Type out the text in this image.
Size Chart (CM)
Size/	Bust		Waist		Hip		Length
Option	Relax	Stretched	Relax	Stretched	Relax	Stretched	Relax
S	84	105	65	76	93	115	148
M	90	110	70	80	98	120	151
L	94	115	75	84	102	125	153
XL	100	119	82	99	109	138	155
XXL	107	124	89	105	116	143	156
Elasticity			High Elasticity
○ ○ ○ ○
■ **YOUR TASK**:
All records above must be set down exactly, please.

■ **EXERCISE OUTPUT**:
Type out the text in this image.
Size Chart (CM)
Size/	Bust		Waist		Hip		Length
Option	Relax	Stretched	Relax	Stretched	Relax	Stretched	Relax
S	84	105	65	76	93	115	148
M	90	110	70	80	98	120	151
L	94	115	75	84	102	125	153
XL	100	119	82	99	109	138	155
XXL	107	124	89	105	116	143	156
Elasticity			High Elasticity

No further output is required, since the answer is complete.